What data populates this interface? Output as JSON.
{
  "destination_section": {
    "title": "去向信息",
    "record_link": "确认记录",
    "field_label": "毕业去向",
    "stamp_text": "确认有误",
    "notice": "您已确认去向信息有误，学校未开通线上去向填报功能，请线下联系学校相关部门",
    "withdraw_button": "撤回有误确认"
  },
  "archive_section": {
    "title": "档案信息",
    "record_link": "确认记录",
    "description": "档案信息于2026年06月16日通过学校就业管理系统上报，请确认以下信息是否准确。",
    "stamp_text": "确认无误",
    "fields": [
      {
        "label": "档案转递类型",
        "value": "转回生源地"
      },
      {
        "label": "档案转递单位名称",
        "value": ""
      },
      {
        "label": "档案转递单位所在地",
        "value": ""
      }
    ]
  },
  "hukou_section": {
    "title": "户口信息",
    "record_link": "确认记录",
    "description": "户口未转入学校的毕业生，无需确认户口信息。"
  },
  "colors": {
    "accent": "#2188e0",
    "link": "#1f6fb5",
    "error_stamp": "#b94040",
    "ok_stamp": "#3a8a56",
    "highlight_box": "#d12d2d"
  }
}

==

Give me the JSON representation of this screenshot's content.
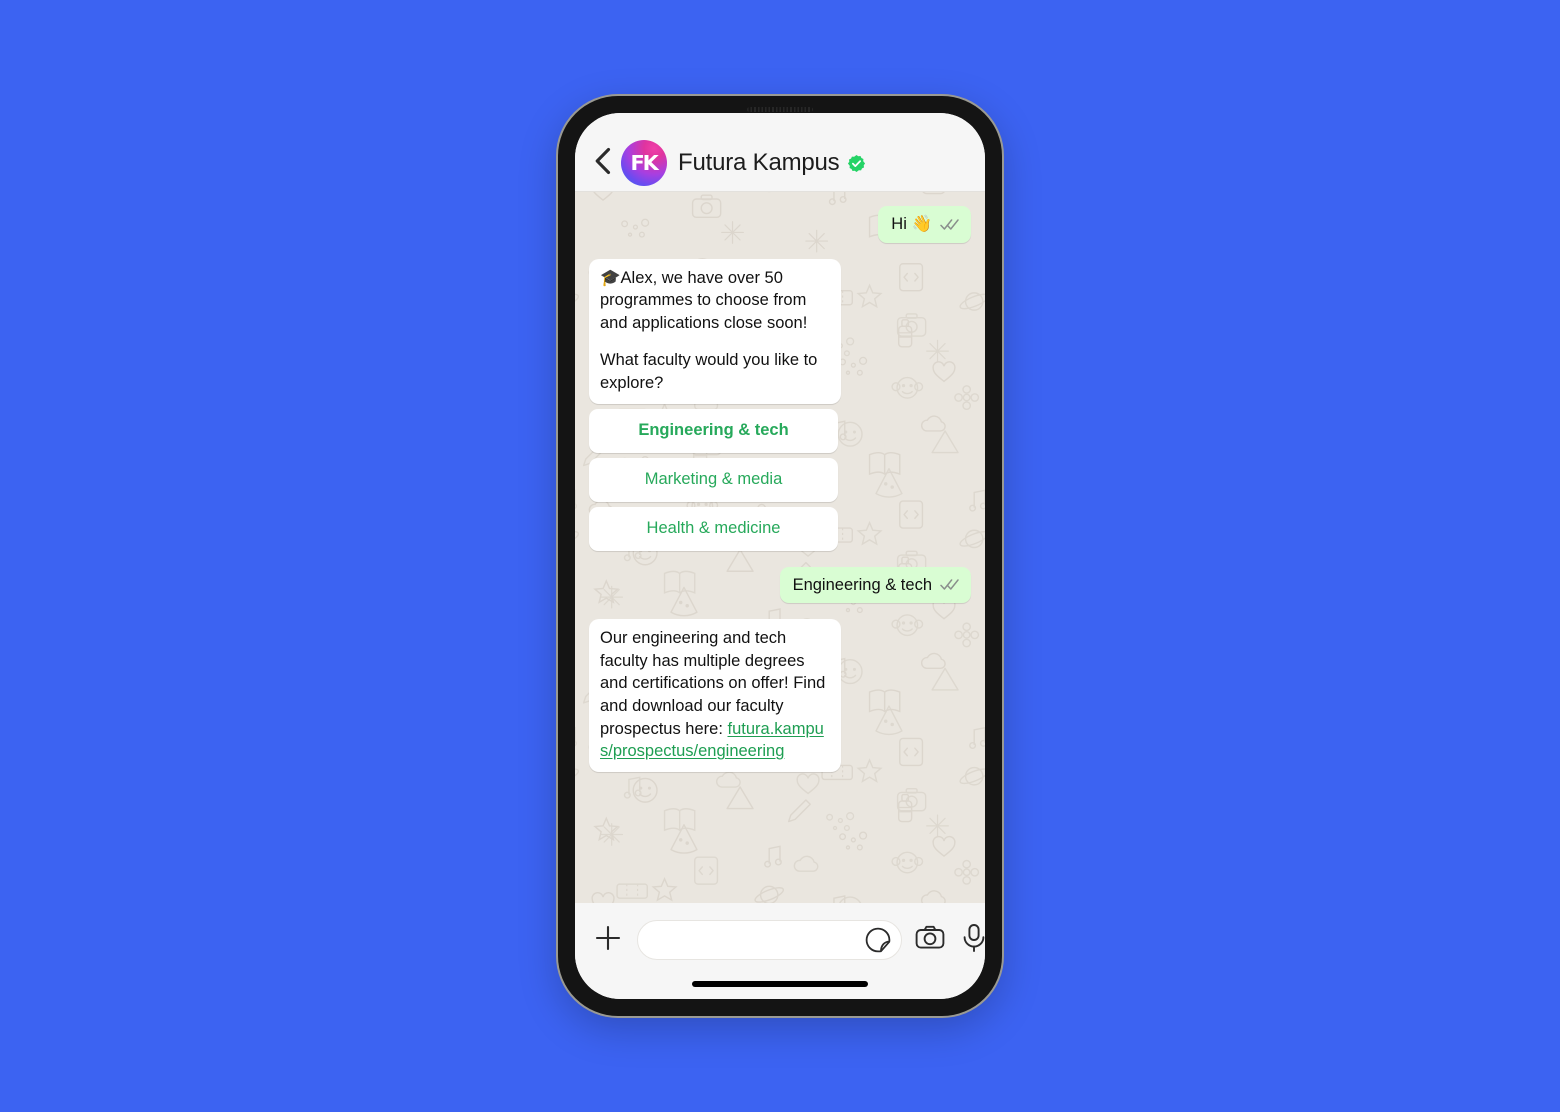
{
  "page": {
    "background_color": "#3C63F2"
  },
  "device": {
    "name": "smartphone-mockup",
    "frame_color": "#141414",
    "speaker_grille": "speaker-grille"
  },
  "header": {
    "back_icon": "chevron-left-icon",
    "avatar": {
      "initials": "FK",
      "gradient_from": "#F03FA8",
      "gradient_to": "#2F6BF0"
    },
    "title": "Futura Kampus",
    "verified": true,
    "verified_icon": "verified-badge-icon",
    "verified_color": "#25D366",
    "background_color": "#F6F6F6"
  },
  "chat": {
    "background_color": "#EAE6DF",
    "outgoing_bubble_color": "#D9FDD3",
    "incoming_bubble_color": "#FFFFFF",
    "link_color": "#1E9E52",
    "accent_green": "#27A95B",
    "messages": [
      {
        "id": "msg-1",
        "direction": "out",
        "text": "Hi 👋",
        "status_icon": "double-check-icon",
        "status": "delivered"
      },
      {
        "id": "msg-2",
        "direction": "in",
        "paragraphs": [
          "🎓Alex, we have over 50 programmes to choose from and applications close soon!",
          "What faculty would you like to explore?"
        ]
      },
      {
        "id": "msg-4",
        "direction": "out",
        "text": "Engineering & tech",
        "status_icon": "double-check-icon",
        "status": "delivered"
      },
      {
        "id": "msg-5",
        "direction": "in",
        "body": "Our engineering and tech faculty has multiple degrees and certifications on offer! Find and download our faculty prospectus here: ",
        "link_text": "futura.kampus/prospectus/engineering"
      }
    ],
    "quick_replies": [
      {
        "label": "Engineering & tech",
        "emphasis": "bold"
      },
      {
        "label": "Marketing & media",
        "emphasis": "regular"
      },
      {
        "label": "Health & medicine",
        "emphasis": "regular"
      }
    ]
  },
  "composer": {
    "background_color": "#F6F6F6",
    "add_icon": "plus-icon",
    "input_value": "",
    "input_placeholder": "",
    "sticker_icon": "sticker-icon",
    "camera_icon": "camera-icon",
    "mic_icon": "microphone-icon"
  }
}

**TASK BRIEF:**
For each line above that contains the word "What", copy that line.

**ANSWER TO THIS TASK:**
What data populates this interface? Output as JSON.
          "What faculty would you like to explore?"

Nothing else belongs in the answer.